En las últimas horas, inició la transformación de la aplicación de mensajería más utilizada del mundo. WhatsApp ha dejado de ser una simple herramienta de chat para consolidarse como algo más complejo. En diálogo con “Todo no se puede” de LA CIELO FM 103.5 el referente de la ONG Argentina Cibersegura, Luis Lubeck, sostiene que “whatsApp cada vez empieza a tener más tintes y características de una red social y no solo de una herramienta de comunicación de mensajería instantánea”.
El cambio central radica en la implementación gradual de los alias o nombres de usuario, una función que permitirá a las personas identificarse con un nombre en lugar de su número de teléfono. Lubeck destaca que esta medida “viene a brindar de alguna manera una capa de privacidad respecto del número telefónico”, ya que en el futuro, si alguien solicita el contacto, “no tengo que estar dándole mi número telefónico sino que le puedo dar ese alias o ese nombre que elegí”.
Esta transición responde a una preocupación creciente sobre el número de teléfono como un dato sensible. Para el experto, “el número telefónico a veces nos genera esta barrera de entregárselo a cualquiera”, especialmente porque suele ser el eje de la seguridad digital: “lo usamos como capa de seguridad para otras cosas, tenemos el número telefónico asociado como todo el factor de autenticación porque nos va a llegar un SMS del banco”.

━━━━━━━━━━━━━━━━━━━━

## Objetivo del ejercicio:
Según el texto sobre WhatsApp, ¿de qué organización es referente Luis Lubeck?

Fragmentos de datos
━━━━━━━━━━━━━━━━━━━━

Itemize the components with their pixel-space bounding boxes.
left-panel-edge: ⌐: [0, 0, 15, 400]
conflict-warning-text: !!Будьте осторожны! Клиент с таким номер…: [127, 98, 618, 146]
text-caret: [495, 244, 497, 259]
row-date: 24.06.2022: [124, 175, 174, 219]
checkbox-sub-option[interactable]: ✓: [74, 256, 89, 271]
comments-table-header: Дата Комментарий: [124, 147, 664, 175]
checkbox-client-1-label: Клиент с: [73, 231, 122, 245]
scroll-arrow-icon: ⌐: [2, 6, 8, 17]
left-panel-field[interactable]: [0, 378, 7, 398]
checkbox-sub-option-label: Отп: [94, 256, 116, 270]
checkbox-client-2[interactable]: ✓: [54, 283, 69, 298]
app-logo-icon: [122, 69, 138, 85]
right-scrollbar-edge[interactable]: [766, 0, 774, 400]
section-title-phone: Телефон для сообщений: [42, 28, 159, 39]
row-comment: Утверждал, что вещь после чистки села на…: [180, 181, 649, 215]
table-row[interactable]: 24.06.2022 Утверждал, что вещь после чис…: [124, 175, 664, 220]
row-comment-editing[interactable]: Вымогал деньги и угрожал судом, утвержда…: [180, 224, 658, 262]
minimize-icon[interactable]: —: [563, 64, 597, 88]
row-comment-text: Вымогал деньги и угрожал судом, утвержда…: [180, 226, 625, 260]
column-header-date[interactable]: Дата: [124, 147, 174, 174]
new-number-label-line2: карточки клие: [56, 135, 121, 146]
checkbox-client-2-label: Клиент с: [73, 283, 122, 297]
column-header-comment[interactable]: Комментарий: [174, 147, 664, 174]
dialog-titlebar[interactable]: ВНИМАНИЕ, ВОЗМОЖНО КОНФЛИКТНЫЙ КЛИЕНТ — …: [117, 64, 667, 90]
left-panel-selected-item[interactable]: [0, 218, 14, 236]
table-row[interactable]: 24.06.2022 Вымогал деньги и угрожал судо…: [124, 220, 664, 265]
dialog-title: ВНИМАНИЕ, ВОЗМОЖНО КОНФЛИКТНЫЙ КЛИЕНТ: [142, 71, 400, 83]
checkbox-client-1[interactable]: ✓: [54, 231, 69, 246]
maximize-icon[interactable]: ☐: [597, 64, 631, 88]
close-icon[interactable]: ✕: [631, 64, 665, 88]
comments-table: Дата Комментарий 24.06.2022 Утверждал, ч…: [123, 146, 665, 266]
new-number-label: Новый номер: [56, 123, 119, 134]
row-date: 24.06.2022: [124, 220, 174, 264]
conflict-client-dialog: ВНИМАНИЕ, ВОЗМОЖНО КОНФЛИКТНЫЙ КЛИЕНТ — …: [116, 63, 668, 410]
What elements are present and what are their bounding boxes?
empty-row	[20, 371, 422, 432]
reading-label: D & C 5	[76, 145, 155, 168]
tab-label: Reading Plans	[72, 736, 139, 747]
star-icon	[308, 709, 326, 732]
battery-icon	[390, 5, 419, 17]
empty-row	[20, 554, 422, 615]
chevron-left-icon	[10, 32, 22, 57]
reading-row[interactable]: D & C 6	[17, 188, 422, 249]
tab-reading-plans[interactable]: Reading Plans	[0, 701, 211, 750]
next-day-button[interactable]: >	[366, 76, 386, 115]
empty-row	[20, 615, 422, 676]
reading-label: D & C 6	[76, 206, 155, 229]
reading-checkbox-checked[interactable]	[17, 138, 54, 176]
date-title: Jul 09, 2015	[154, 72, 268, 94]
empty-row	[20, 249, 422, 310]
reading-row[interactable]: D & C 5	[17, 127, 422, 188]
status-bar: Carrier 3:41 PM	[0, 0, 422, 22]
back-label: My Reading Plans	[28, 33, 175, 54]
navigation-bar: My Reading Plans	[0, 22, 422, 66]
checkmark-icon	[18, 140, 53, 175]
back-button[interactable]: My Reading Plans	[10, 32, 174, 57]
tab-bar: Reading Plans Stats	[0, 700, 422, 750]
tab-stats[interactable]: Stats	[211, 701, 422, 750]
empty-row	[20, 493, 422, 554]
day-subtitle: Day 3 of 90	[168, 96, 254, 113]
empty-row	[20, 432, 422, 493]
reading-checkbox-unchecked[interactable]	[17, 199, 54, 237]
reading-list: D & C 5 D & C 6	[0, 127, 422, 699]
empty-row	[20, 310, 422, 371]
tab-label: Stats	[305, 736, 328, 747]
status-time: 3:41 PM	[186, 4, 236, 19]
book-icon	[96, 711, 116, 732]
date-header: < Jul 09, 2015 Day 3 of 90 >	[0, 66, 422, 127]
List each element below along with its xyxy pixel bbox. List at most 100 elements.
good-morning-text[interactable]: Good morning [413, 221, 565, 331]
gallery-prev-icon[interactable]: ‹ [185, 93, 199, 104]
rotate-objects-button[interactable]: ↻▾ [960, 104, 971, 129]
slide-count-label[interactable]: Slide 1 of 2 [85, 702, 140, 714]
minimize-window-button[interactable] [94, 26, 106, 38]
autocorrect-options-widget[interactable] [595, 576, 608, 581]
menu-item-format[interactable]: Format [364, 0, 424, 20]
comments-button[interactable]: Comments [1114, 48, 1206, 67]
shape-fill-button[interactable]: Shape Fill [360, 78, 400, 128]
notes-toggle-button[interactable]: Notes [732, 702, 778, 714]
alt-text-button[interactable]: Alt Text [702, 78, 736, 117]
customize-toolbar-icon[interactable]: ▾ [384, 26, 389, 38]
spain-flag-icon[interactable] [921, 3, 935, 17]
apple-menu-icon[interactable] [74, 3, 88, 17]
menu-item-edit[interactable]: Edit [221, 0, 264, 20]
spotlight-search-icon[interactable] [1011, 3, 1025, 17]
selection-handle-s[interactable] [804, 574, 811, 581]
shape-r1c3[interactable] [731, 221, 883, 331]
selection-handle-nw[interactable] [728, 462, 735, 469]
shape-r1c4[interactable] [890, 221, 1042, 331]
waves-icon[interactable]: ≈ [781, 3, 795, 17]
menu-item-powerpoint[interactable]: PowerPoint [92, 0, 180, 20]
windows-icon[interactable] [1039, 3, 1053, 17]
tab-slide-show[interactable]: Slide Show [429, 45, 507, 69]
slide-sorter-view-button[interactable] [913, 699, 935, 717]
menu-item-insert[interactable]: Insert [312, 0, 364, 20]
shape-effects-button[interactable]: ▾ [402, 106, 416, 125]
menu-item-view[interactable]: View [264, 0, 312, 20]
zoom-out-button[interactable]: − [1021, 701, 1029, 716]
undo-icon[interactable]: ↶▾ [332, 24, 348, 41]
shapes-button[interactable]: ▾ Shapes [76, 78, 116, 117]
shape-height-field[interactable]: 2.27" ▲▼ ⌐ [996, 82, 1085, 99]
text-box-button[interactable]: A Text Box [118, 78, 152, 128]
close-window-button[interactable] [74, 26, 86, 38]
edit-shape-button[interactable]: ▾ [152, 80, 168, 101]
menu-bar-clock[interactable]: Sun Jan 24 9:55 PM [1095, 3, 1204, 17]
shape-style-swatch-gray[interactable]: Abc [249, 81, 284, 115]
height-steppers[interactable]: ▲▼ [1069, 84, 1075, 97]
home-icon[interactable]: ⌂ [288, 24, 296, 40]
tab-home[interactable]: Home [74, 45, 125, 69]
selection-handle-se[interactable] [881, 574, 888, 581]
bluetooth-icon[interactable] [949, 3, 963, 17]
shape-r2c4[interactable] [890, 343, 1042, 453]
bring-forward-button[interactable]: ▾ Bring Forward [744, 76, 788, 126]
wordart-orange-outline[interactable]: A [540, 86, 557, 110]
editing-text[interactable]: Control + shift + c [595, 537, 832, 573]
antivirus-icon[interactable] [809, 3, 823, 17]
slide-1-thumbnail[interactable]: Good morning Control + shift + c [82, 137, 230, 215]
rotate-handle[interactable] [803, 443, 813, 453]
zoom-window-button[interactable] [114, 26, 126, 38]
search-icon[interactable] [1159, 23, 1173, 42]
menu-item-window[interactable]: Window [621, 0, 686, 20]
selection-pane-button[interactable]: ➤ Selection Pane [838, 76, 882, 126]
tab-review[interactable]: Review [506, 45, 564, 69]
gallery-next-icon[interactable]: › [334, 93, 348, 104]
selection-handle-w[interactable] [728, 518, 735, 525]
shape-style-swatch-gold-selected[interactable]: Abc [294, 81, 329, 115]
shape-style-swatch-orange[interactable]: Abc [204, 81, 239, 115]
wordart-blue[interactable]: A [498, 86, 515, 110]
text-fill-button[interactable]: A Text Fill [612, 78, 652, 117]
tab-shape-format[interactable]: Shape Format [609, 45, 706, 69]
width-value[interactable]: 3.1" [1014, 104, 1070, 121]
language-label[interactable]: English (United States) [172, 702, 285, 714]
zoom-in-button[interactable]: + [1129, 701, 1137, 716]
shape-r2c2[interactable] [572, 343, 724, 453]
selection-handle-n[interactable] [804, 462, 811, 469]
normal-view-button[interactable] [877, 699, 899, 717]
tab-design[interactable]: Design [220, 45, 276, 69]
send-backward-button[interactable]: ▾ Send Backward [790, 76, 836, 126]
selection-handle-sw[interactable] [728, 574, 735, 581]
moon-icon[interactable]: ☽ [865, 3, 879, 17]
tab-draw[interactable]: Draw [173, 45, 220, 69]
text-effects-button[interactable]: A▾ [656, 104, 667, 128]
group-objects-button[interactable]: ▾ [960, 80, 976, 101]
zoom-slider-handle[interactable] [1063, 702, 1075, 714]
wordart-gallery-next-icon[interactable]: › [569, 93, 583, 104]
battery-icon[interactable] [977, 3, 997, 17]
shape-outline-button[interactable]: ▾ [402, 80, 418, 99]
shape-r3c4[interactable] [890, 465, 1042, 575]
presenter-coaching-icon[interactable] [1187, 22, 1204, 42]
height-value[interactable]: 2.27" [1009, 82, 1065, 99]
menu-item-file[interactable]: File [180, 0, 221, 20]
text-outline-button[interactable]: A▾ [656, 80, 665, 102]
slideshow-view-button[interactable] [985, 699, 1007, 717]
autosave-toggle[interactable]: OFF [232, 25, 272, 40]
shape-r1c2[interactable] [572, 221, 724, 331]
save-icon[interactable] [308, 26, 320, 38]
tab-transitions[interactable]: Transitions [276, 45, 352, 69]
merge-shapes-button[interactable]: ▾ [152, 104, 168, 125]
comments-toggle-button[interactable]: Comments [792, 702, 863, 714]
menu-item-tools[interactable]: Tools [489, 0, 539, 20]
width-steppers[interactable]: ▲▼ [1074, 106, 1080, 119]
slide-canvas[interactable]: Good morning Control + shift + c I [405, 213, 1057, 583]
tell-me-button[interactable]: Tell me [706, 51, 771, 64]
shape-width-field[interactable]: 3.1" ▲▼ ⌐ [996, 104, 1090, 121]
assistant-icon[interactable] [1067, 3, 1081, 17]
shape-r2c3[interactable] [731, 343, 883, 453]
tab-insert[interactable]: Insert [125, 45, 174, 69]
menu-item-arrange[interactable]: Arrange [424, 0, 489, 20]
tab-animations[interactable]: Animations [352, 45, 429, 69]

━━━━━━━━━━━━━━━━━━━━

## Respuesta a continuación:
Luis Lubeck es referente de la ONG Argentina Cibersegura.